#### Supplied text
------------------------
# indoor dog kennel



## Deerhunter88 (Aug 4, 2013)

anyone here build one of those fancy indoor dog kennels. I'm thinking about taking this project on.


----------



## ChasingReds (Jul 31, 2009)

Deerhunter88 said:


> anyone here build one of those fancy indoor dog kennels. I'm thinking about taking this project on.


This is my son's, been painted and finished out since photo was taken. Space for his lab & boxer mix. They love it!









Sent from my SM-G920T using Tapatalk


----------



## Jumpjack (May 21, 2004)

I built one under my staircase. Super easy. Also used metal stair spindals for the gate! One of my favorite projects.
































Sent from my iPhone using Tapatalk


----------



## Deerhunter88 (Aug 4, 2013)

awesome. thanks for the pictures. I'm working up the courage to start a build.


----------



## texastkikker (Dec 24, 2008)

here is ours....builder did it when we remodeled the house....they just basially used fancy looking chicken wire for the sides. door is on the left. We also still get to use the counter space on top as well....and no that is not a live 110v receptable in there. it is capped off.


----------



## hookemkev (Apr 24, 2006)

I know this is an older thread, but here is one I did over the last 9 months. Still need to make the top and the drawer faces, but you get the idea. GSD goes on the left, Chihuahua on the right. Bungee cords hold the doors closed until I can come up with a better solution.


----------
------------------------
#### Dataset extract
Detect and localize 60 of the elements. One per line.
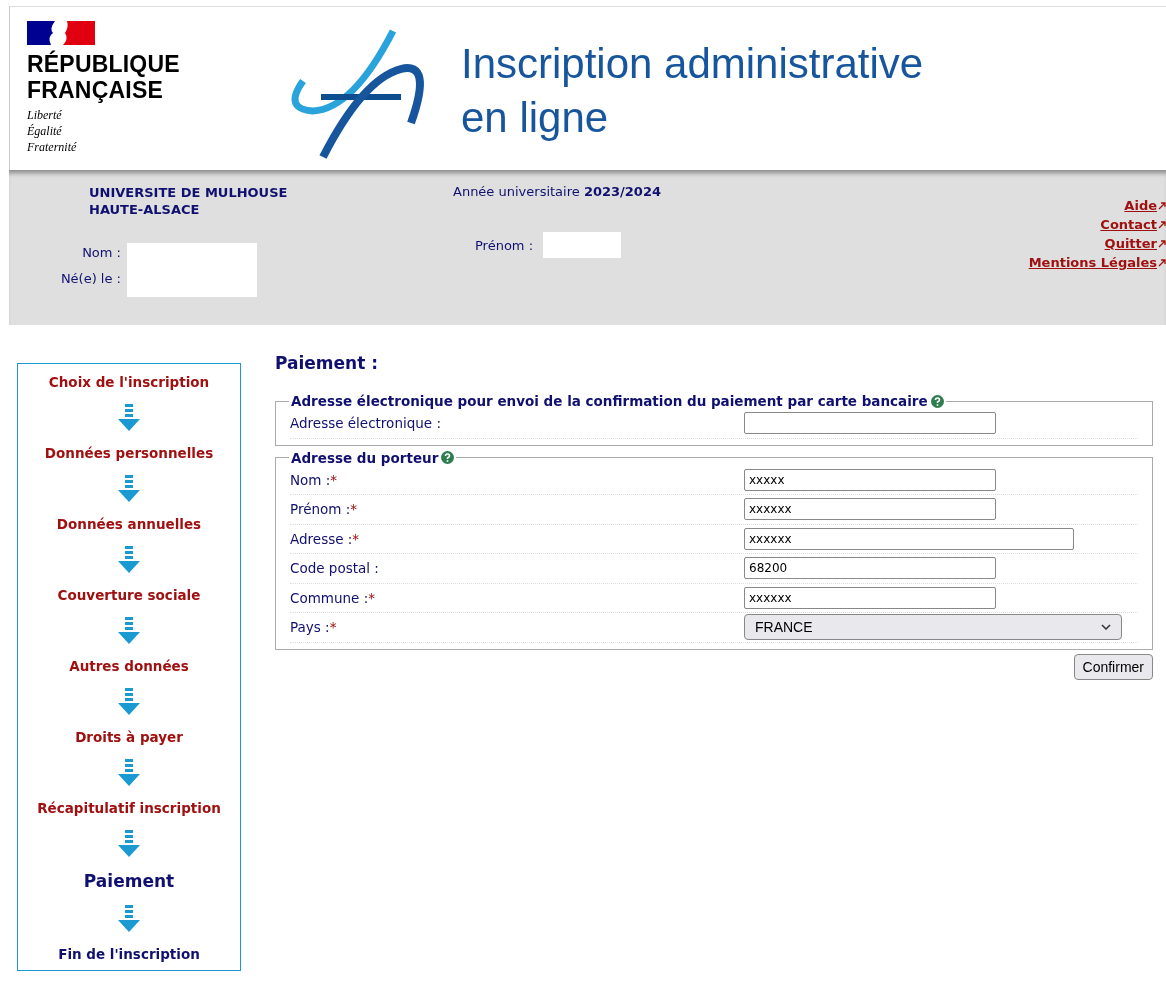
------------------------
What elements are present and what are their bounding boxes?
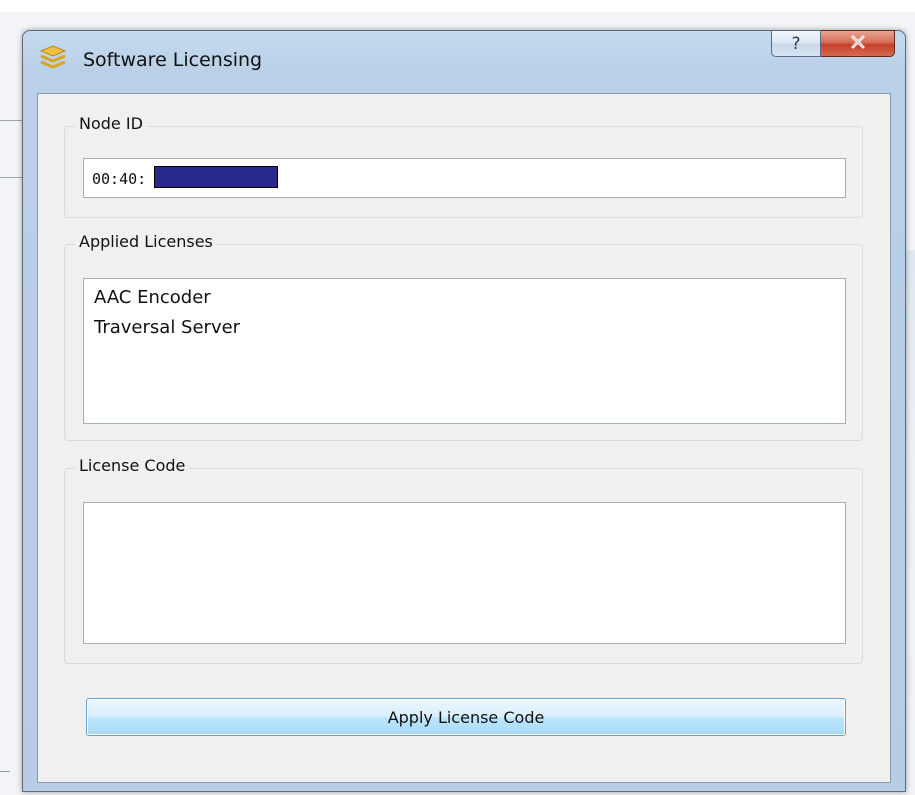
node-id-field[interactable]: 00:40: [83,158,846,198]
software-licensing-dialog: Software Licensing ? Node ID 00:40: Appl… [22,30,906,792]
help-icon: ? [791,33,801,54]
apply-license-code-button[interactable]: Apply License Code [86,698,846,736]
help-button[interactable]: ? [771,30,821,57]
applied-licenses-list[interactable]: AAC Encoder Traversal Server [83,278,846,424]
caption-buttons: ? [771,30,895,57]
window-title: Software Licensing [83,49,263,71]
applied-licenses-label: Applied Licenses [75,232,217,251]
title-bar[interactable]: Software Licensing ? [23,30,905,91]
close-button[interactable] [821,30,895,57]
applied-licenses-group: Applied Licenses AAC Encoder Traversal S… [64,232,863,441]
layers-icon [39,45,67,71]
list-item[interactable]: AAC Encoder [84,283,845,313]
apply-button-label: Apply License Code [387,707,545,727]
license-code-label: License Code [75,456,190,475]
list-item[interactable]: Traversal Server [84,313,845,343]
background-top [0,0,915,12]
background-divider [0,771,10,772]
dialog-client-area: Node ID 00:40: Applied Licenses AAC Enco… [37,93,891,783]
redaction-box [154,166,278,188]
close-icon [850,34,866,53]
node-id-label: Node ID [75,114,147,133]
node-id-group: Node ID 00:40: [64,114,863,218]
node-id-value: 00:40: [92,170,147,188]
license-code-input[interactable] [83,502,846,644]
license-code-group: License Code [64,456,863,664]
------------------------
#### Task instructions
Do these statements agree with the dog kennel thread? Answer yes or no for each, quoting the deciding words. 1. Jumpjack built a kennel under a staircase. 2. The builder of texastkikker's kennel used solid wood panels for the sides. 3. hookemkev uses latches to keep the kennel doors closed. The records are separate material from the dog kennel thread.

#### Response for this exercise
1. Yes: "I built one under my staircase."
2. No: "used fancy looking chicken wire for the sides"
3. No: "Bungee cords hold the doors closed until I can come up with a better solution."